▶ **THE EXERCISE**: Print the entries below word for word; the pictures stay out of your copy.

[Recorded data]

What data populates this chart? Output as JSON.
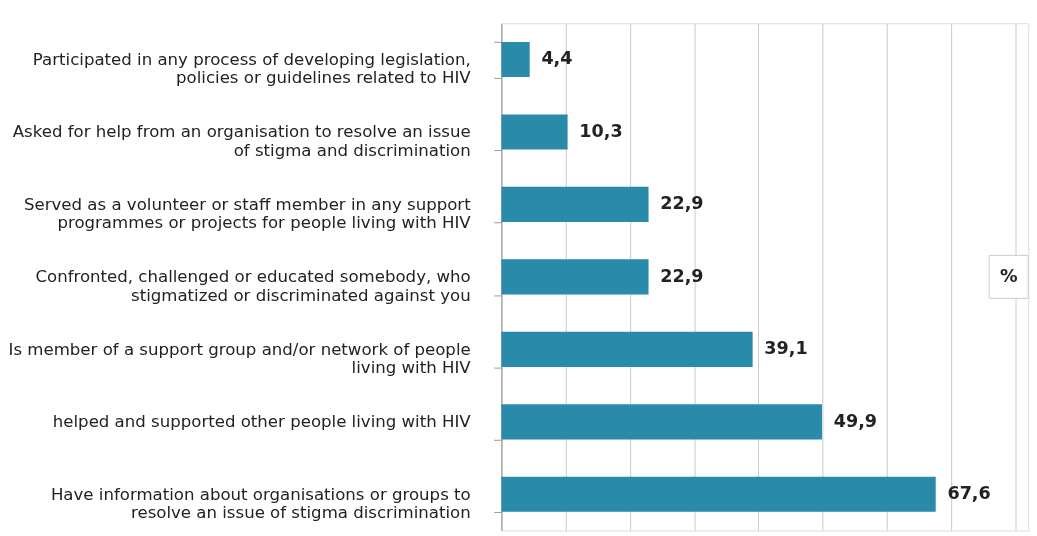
{
  "chart_data": {
    "type": "bar",
    "orientation": "horizontal",
    "categories": [
      "Participated in any process of developing legislation, policies or guidelines related to HIV",
      "Asked for help from an organisation to resolve an issue of stigma and discrimination",
      "Served as a volunteer or staff member in any support programmes or projects for people living with HIV",
      "Confronted, challenged or educated somebody, who stigmatized or discriminated against you",
      "Is member of a support group and/or network of people living with HIV",
      "helped and supported other people living with HIV",
      "Have information about  organisations or groups to resolve an issue of stigma discrimination"
    ],
    "values": [
      4.4,
      10.3,
      22.9,
      22.9,
      39.1,
      49.9,
      67.6
    ],
    "value_labels": [
      "4,4",
      "10,3",
      "22,9",
      "22,9",
      "39,1",
      "49,9",
      "67,6"
    ],
    "color": "#2a8aa9",
    "xlim": [
      0,
      82
    ],
    "xticks": [
      {
        "value": 0,
        "label": null
      },
      {
        "value": 10,
        "label": null
      },
      {
        "value": 20,
        "label": null
      },
      {
        "value": 30,
        "label": null
      },
      {
        "value": 40,
        "label": null
      },
      {
        "value": 50,
        "label": null
      },
      {
        "value": 60,
        "label": null
      },
      {
        "value": 70,
        "label": null
      },
      {
        "value": 80,
        "label": null
      }
    ],
    "grid": "x",
    "tick_labels": "y",
    "annotations": [
      "%"
    ]
  }
}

▶ **THE COMPLETED TASK**:
What data populates this chart? Output as JSON.
{
  "chart_data": {
    "type": "bar",
    "orientation": "horizontal",
    "categories": [
      "Participated in any process of developing legislation, policies or guidelines related to HIV",
      "Asked for help from an organisation to resolve an issue of stigma and discrimination",
      "Served as a volunteer or staff member in any support programmes or projects for people living with HIV",
      "Confronted, challenged or educated somebody, who stigmatized or discriminated against you",
      "Is member of a support group and/or network of people living with HIV",
      "helped and supported other people living with HIV",
      "Have information about  organisations or groups to resolve an issue of stigma discrimination"
    ],
    "values": [
      4.4,
      10.3,
      22.9,
      22.9,
      39.1,
      49.9,
      67.6
    ],
    "value_labels": [
      "4,4",
      "10,3",
      "22,9",
      "22,9",
      "39,1",
      "49,9",
      "67,6"
    ],
    "color": "#2a8aa9",
    "xlim": [
      0,
      82
    ],
    "xticks": [
      {
        "value": 0,
        "label": null
      },
      {
        "value": 10,
        "label": null
      },
      {
        "value": 20,
        "label": null
      },
      {
        "value": 30,
        "label": null
      },
      {
        "value": 40,
        "label": null
      },
      {
        "value": 50,
        "label": null
      },
      {
        "value": 60,
        "label": null
      },
      {
        "value": 70,
        "label": null
      },
      {
        "value": 80,
        "label": null
      }
    ],
    "grid": "x",
    "tick_labels": "y",
    "annotations": [
      "%"
    ]
  }
}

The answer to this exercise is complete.